──────── Material provided
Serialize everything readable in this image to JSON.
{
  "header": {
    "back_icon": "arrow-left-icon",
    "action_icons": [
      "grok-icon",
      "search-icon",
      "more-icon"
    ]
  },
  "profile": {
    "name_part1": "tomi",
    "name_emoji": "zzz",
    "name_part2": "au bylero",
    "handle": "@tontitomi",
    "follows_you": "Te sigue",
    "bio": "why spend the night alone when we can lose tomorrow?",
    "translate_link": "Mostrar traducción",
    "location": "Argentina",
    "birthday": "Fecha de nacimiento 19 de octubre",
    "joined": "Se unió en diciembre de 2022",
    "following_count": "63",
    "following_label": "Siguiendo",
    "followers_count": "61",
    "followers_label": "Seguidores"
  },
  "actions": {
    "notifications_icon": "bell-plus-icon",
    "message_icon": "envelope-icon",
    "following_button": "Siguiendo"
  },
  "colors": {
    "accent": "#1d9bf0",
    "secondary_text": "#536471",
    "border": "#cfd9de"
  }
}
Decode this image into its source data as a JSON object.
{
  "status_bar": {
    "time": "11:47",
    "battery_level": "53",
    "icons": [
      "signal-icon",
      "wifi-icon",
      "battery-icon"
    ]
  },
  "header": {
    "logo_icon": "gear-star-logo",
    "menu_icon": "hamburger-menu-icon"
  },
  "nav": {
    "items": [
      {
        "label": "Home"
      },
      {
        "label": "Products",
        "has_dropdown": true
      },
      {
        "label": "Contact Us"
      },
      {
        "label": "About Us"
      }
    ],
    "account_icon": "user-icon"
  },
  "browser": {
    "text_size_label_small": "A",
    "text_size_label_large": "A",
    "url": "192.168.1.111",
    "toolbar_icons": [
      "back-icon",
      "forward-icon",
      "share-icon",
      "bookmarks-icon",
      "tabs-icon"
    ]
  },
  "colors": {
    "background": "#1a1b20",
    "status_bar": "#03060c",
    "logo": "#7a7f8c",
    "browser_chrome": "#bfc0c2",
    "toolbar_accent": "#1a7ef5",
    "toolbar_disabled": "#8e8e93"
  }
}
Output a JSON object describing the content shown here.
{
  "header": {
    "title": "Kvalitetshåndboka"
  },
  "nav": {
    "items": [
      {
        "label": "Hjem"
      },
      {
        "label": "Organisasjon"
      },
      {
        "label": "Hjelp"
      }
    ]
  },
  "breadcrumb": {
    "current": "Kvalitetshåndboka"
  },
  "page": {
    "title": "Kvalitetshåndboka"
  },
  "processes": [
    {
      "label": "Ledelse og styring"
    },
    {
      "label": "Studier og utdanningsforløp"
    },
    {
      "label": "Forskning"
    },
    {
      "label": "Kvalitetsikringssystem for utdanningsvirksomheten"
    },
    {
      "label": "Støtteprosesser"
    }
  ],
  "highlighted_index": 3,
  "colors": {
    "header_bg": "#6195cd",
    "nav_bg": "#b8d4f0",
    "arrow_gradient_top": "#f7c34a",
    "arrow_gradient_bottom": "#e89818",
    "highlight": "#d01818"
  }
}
────────────────
__Goal__
Write out every entry above, word for word.

__Exercise output__
Serialize everything readable in this image to JSON.
{
  "header": {
    "back_icon": "arrow-left-icon",
    "action_icons": [
      "grok-icon",
      "search-icon",
      "more-icon"
    ]
  },
  "profile": {
    "name_part1": "tomi",
    "name_emoji": "zzz",
    "name_part2": "au bylero",
    "handle": "@tontitomi",
    "follows_you": "Te sigue",
    "bio": "why spend the night alone when we can lose tomorrow?",
    "translate_link": "Mostrar traducción",
    "location": "Argentina",
    "birthday": "Fecha de nacimiento 19 de octubre",
    "joined": "Se unió en diciembre de 2022",
    "following_count": "63",
    "following_label": "Siguiendo",
    "followers_count": "61",
    "followers_label": "Seguidores"
  },
  "actions": {
    "notifications_icon": "bell-plus-icon",
    "message_icon": "envelope-icon",
    "following_button": "Siguiendo"
  },
  "colors": {
    "accent": "#1d9bf0",
    "secondary_text": "#536471",
    "border": "#cfd9de"
  }
}
Decode this image into its source data as a JSON object.
{
  "status_bar": {
    "time": "11:47",
    "battery_level": "53",
    "icons": [
      "signal-icon",
      "wifi-icon",
      "battery-icon"
    ]
  },
  "header": {
    "logo_icon": "gear-star-logo",
    "menu_icon": "hamburger-menu-icon"
  },
  "nav": {
    "items": [
      {
        "label": "Home"
      },
      {
        "label": "Products",
        "has_dropdown": true
      },
      {
        "label": "Contact Us"
      },
      {
        "label": "About Us"
      }
    ],
    "account_icon": "user-icon"
  },
  "browser": {
    "text_size_label_small": "A",
    "text_size_label_large": "A",
    "url": "192.168.1.111",
    "toolbar_icons": [
      "back-icon",
      "forward-icon",
      "share-icon",
      "bookmarks-icon",
      "tabs-icon"
    ]
  },
  "colors": {
    "background": "#1a1b20",
    "status_bar": "#03060c",
    "logo": "#7a7f8c",
    "browser_chrome": "#bfc0c2",
    "toolbar_accent": "#1a7ef5",
    "toolbar_disabled": "#8e8e93"
  }
}
Output a JSON object describing the content shown here.
{
  "header": {
    "title": "Kvalitetshåndboka"
  },
  "nav": {
    "items": [
      {
        "label": "Hjem"
      },
      {
        "label": "Organisasjon"
      },
      {
        "label": "Hjelp"
      }
    ]
  },
  "breadcrumb": {
    "current": "Kvalitetshåndboka"
  },
  "page": {
    "title": "Kvalitetshåndboka"
  },
  "processes": [
    {
      "label": "Ledelse og styring"
    },
    {
      "label": "Studier og utdanningsforløp"
    },
    {
      "label": "Forskning"
    },
    {
      "label": "Kvalitetsikringssystem for utdanningsvirksomheten"
    },
    {
      "label": "Støtteprosesser"
    }
  ],
  "highlighted_index": 3,
  "colors": {
    "header_bg": "#6195cd",
    "nav_bg": "#b8d4f0",
    "arrow_gradient_top": "#f7c34a",
    "arrow_gradient_bottom": "#e89818",
    "highlight": "#d01818"
  }
}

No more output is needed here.